[Stored data]

^^^^^^^^^^^^^^^^

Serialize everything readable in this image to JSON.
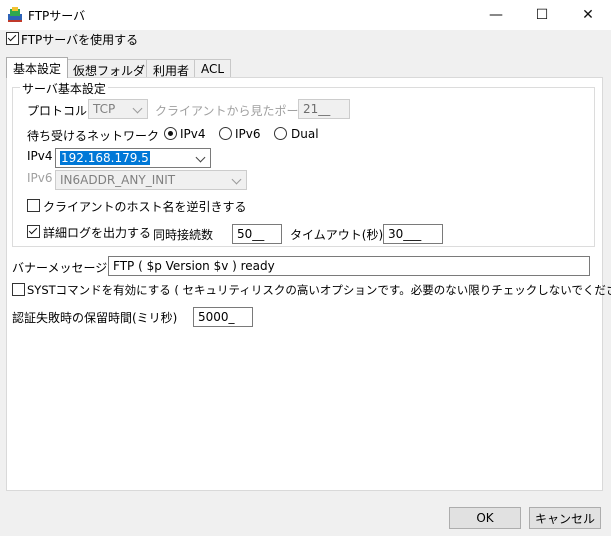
{
  "window": {
    "title": "FTPサーバ",
    "icon": "ftp-app-icon",
    "controls": {
      "minimize": "—",
      "maximize": "☐",
      "close": "✕"
    }
  },
  "enable_ftp": {
    "label": "FTPサーバを使用する",
    "checked": true
  },
  "tabs": [
    {
      "label": "基本設定",
      "active": true
    },
    {
      "label": "仮想フォルダ",
      "active": false
    },
    {
      "label": "利用者",
      "active": false
    },
    {
      "label": "ACL",
      "active": false
    }
  ],
  "server_group": {
    "title": "サーバ基本設定",
    "protocol_label": "プロトコル",
    "protocol_value": "TCP",
    "client_port_label": "クライアントから見たポート",
    "client_port_value": "21__",
    "network_label": "待ち受けるネットワーク",
    "network_options": [
      "IPv4",
      "IPv6",
      "Dual"
    ],
    "network_selected": "IPv4",
    "ipv4_label": "IPv4",
    "ipv4_value": "192.168.179.5",
    "ipv6_label": "IPv6",
    "ipv6_value": "IN6ADDR_ANY_INIT",
    "reverse_lookup_label": "クライアントのホスト名を逆引きする",
    "reverse_lookup_checked": false,
    "detail_log_label": "詳細ログを出力する",
    "detail_log_checked": true,
    "concurrent_label": "同時接続数",
    "concurrent_value": "50__",
    "timeout_label": "タイムアウト(秒)",
    "timeout_value": "30___"
  },
  "banner": {
    "label": "バナーメッセージ",
    "value": "FTP ( $p Version $v ) ready"
  },
  "syst": {
    "label": "SYSTコマンドを有効にする ( セキュリティリスクの高いオプションです。必要のない限りチェックしないでください。)",
    "checked": false
  },
  "auth_fail": {
    "label": "認証失敗時の保留時間(ミリ秒)",
    "value": "5000_"
  },
  "buttons": {
    "ok": "OK",
    "cancel": "キャンセル"
  },
  "colors": {
    "selection": "#0078d7",
    "panel": "#ffffff",
    "background": "#f0f0f0"
  }
}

^^^^^^^^^^^^^^^^

WHAT IS EXPECTED — Each record should be quoted exactly, with the images omitted.

COMPLETE ANSWER —
Serialize everything readable in this image to JSON.
{
  "window": {
    "title": "FTPサーバ",
    "icon": "ftp-app-icon",
    "controls": {
      "minimize": "—",
      "maximize": "☐",
      "close": "✕"
    }
  },
  "enable_ftp": {
    "label": "FTPサーバを使用する",
    "checked": true
  },
  "tabs": [
    {
      "label": "基本設定",
      "active": true
    },
    {
      "label": "仮想フォルダ",
      "active": false
    },
    {
      "label": "利用者",
      "active": false
    },
    {
      "label": "ACL",
      "active": false
    }
  ],
  "server_group": {
    "title": "サーバ基本設定",
    "protocol_label": "プロトコル",
    "protocol_value": "TCP",
    "client_port_label": "クライアントから見たポート",
    "client_port_value": "21__",
    "network_label": "待ち受けるネットワーク",
    "network_options": [
      "IPv4",
      "IPv6",
      "Dual"
    ],
    "network_selected": "IPv4",
    "ipv4_label": "IPv4",
    "ipv4_value": "192.168.179.5",
    "ipv6_label": "IPv6",
    "ipv6_value": "IN6ADDR_ANY_INIT",
    "reverse_lookup_label": "クライアントのホスト名を逆引きする",
    "reverse_lookup_checked": false,
    "detail_log_label": "詳細ログを出力する",
    "detail_log_checked": true,
    "concurrent_label": "同時接続数",
    "concurrent_value": "50__",
    "timeout_label": "タイムアウト(秒)",
    "timeout_value": "30___"
  },
  "banner": {
    "label": "バナーメッセージ",
    "value": "FTP ( $p Version $v ) ready"
  },
  "syst": {
    "label": "SYSTコマンドを有効にする ( セキュリティリスクの高いオプションです。必要のない限りチェックしないでください。)",
    "checked": false
  },
  "auth_fail": {
    "label": "認証失敗時の保留時間(ミリ秒)",
    "value": "5000_"
  },
  "buttons": {
    "ok": "OK",
    "cancel": "キャンセル"
  },
  "colors": {
    "selection": "#0078d7",
    "panel": "#ffffff",
    "background": "#f0f0f0"
  }
}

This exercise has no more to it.